_REQUEST_
Check each line of the listing for the string "girls", then state how many lines have it. Only the number is wanted.

_LISTED ENTRIES_
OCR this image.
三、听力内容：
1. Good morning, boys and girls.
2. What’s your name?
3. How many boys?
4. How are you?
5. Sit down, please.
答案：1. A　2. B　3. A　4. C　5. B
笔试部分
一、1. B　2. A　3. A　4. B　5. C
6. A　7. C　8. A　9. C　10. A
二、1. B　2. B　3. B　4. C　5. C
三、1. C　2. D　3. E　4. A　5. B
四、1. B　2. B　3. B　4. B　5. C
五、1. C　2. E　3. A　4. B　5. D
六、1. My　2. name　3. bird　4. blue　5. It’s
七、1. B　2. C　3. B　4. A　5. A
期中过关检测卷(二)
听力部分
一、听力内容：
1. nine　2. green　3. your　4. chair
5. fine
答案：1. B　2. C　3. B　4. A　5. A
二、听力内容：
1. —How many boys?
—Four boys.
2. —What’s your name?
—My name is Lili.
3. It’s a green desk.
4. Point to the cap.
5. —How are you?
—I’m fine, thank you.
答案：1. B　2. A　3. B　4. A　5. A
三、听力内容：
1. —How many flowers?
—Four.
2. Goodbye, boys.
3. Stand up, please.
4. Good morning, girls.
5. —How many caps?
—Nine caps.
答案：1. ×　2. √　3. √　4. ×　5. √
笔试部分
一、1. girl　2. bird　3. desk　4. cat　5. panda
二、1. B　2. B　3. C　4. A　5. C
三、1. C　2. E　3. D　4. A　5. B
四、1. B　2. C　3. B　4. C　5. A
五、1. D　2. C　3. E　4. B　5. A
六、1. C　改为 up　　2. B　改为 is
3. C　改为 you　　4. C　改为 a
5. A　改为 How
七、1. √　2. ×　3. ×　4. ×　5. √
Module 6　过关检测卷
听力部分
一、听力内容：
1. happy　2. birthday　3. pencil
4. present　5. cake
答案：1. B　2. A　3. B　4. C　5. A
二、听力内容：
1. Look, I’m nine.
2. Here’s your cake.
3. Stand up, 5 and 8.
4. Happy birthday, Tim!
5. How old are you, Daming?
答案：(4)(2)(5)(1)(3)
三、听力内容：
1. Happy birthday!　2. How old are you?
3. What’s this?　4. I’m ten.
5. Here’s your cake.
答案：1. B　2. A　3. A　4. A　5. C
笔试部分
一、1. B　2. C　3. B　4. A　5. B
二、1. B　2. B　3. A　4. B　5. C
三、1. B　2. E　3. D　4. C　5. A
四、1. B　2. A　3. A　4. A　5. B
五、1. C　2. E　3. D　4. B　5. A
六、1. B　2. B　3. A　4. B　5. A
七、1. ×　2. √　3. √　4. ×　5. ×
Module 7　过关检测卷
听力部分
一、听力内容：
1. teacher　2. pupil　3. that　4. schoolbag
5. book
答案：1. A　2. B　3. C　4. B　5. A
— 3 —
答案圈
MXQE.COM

_FINAL ANSWER_
2